[BEGIN Input rows]
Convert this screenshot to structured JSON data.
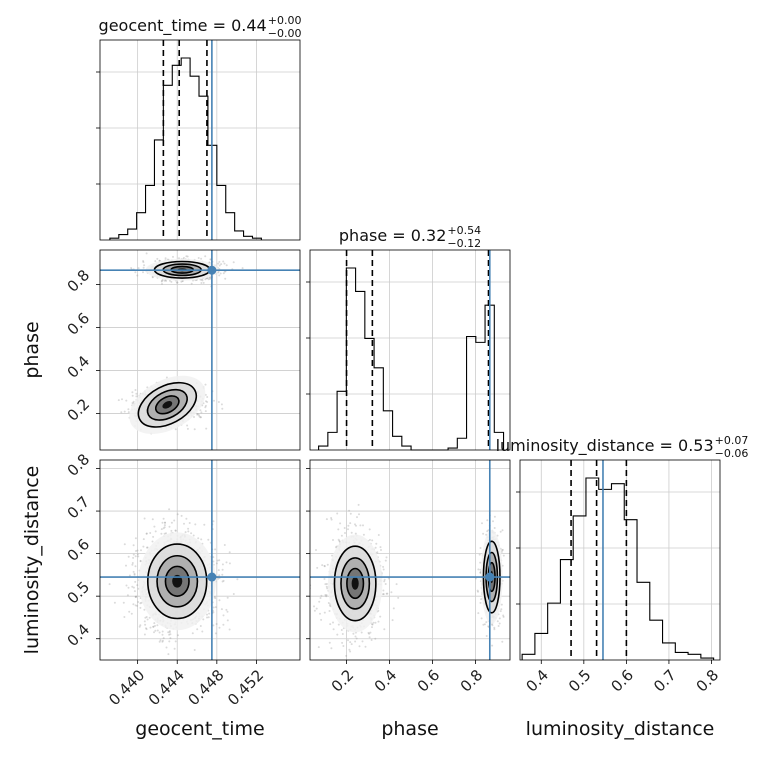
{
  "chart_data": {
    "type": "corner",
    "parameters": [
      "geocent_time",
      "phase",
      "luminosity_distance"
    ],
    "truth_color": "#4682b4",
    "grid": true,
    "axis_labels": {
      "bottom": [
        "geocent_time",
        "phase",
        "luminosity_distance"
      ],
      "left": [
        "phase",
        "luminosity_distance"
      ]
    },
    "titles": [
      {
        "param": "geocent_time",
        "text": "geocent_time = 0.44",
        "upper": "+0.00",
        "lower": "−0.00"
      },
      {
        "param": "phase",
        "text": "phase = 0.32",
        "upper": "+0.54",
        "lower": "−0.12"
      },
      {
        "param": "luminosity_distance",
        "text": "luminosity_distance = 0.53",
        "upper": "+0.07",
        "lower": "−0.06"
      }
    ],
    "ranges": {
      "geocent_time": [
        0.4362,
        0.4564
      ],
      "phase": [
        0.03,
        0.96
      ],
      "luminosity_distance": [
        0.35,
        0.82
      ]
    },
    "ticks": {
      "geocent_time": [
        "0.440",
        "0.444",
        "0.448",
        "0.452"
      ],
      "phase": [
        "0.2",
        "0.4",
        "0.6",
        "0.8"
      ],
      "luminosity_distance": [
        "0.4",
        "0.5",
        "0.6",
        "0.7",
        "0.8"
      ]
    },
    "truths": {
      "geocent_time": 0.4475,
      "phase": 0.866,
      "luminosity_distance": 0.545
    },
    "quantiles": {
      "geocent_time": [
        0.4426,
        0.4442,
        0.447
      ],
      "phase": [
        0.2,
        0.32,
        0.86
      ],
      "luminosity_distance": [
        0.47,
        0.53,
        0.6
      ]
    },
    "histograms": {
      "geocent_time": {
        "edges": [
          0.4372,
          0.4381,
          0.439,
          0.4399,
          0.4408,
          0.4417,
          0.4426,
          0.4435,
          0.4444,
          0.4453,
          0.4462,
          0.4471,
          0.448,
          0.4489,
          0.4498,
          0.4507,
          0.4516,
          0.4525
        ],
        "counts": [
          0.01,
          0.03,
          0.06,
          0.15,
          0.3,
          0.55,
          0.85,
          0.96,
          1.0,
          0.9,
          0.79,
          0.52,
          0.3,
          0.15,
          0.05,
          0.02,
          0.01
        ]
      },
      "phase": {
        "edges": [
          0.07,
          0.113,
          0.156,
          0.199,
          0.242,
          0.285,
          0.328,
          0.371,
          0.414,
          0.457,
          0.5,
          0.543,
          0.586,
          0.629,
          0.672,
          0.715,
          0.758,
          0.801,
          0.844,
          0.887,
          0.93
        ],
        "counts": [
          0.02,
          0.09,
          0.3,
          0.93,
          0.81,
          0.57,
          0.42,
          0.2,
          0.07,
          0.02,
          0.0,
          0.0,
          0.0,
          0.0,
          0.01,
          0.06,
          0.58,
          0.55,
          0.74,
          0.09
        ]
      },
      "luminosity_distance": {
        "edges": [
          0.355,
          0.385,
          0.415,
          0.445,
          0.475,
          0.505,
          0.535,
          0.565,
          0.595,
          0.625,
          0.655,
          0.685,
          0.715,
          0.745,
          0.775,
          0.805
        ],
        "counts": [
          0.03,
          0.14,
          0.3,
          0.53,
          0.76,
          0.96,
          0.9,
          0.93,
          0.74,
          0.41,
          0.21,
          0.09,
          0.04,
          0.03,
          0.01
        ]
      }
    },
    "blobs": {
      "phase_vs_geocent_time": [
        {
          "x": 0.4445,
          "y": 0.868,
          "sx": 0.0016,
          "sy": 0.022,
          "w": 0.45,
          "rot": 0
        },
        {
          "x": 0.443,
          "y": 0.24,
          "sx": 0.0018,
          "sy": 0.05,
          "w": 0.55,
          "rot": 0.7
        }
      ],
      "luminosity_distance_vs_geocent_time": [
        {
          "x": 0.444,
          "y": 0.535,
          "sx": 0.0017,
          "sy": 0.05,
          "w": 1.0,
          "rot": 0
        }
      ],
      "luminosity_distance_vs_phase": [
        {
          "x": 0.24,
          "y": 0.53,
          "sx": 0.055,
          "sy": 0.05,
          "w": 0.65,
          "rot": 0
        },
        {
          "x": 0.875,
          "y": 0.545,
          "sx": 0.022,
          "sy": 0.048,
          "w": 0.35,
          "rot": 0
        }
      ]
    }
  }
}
[END Input rows]
Direction: Extract all the entries word for word; omit any pictures.

Final result:
Convert this screenshot to structured JSON data.
{
  "chart_data": {
    "type": "corner",
    "parameters": [
      "geocent_time",
      "phase",
      "luminosity_distance"
    ],
    "truth_color": "#4682b4",
    "grid": true,
    "axis_labels": {
      "bottom": [
        "geocent_time",
        "phase",
        "luminosity_distance"
      ],
      "left": [
        "phase",
        "luminosity_distance"
      ]
    },
    "titles": [
      {
        "param": "geocent_time",
        "text": "geocent_time = 0.44",
        "upper": "+0.00",
        "lower": "−0.00"
      },
      {
        "param": "phase",
        "text": "phase = 0.32",
        "upper": "+0.54",
        "lower": "−0.12"
      },
      {
        "param": "luminosity_distance",
        "text": "luminosity_distance = 0.53",
        "upper": "+0.07",
        "lower": "−0.06"
      }
    ],
    "ranges": {
      "geocent_time": [
        0.4362,
        0.4564
      ],
      "phase": [
        0.03,
        0.96
      ],
      "luminosity_distance": [
        0.35,
        0.82
      ]
    },
    "ticks": {
      "geocent_time": [
        "0.440",
        "0.444",
        "0.448",
        "0.452"
      ],
      "phase": [
        "0.2",
        "0.4",
        "0.6",
        "0.8"
      ],
      "luminosity_distance": [
        "0.4",
        "0.5",
        "0.6",
        "0.7",
        "0.8"
      ]
    },
    "truths": {
      "geocent_time": 0.4475,
      "phase": 0.866,
      "luminosity_distance": 0.545
    },
    "quantiles": {
      "geocent_time": [
        0.4426,
        0.4442,
        0.447
      ],
      "phase": [
        0.2,
        0.32,
        0.86
      ],
      "luminosity_distance": [
        0.47,
        0.53,
        0.6
      ]
    },
    "histograms": {
      "geocent_time": {
        "edges": [
          0.4372,
          0.4381,
          0.439,
          0.4399,
          0.4408,
          0.4417,
          0.4426,
          0.4435,
          0.4444,
          0.4453,
          0.4462,
          0.4471,
          0.448,
          0.4489,
          0.4498,
          0.4507,
          0.4516,
          0.4525
        ],
        "counts": [
          0.01,
          0.03,
          0.06,
          0.15,
          0.3,
          0.55,
          0.85,
          0.96,
          1.0,
          0.9,
          0.79,
          0.52,
          0.3,
          0.15,
          0.05,
          0.02,
          0.01
        ]
      },
      "phase": {
        "edges": [
          0.07,
          0.113,
          0.156,
          0.199,
          0.242,
          0.285,
          0.328,
          0.371,
          0.414,
          0.457,
          0.5,
          0.543,
          0.586,
          0.629,
          0.672,
          0.715,
          0.758,
          0.801,
          0.844,
          0.887,
          0.93
        ],
        "counts": [
          0.02,
          0.09,
          0.3,
          0.93,
          0.81,
          0.57,
          0.42,
          0.2,
          0.07,
          0.02,
          0.0,
          0.0,
          0.0,
          0.0,
          0.01,
          0.06,
          0.58,
          0.55,
          0.74,
          0.09
        ]
      },
      "luminosity_distance": {
        "edges": [
          0.355,
          0.385,
          0.415,
          0.445,
          0.475,
          0.505,
          0.535,
          0.565,
          0.595,
          0.625,
          0.655,
          0.685,
          0.715,
          0.745,
          0.775,
          0.805
        ],
        "counts": [
          0.03,
          0.14,
          0.3,
          0.53,
          0.76,
          0.96,
          0.9,
          0.93,
          0.74,
          0.41,
          0.21,
          0.09,
          0.04,
          0.03,
          0.01
        ]
      }
    },
    "blobs": {
      "phase_vs_geocent_time": [
        {
          "x": 0.4445,
          "y": 0.868,
          "sx": 0.0016,
          "sy": 0.022,
          "w": 0.45,
          "rot": 0
        },
        {
          "x": 0.443,
          "y": 0.24,
          "sx": 0.0018,
          "sy": 0.05,
          "w": 0.55,
          "rot": 0.7
        }
      ],
      "luminosity_distance_vs_geocent_time": [
        {
          "x": 0.444,
          "y": 0.535,
          "sx": 0.0017,
          "sy": 0.05,
          "w": 1.0,
          "rot": 0
        }
      ],
      "luminosity_distance_vs_phase": [
        {
          "x": 0.24,
          "y": 0.53,
          "sx": 0.055,
          "sy": 0.05,
          "w": 0.65,
          "rot": 0
        },
        {
          "x": 0.875,
          "y": 0.545,
          "sx": 0.022,
          "sy": 0.048,
          "w": 0.35,
          "rot": 0
        }
      ]
    }
  }
}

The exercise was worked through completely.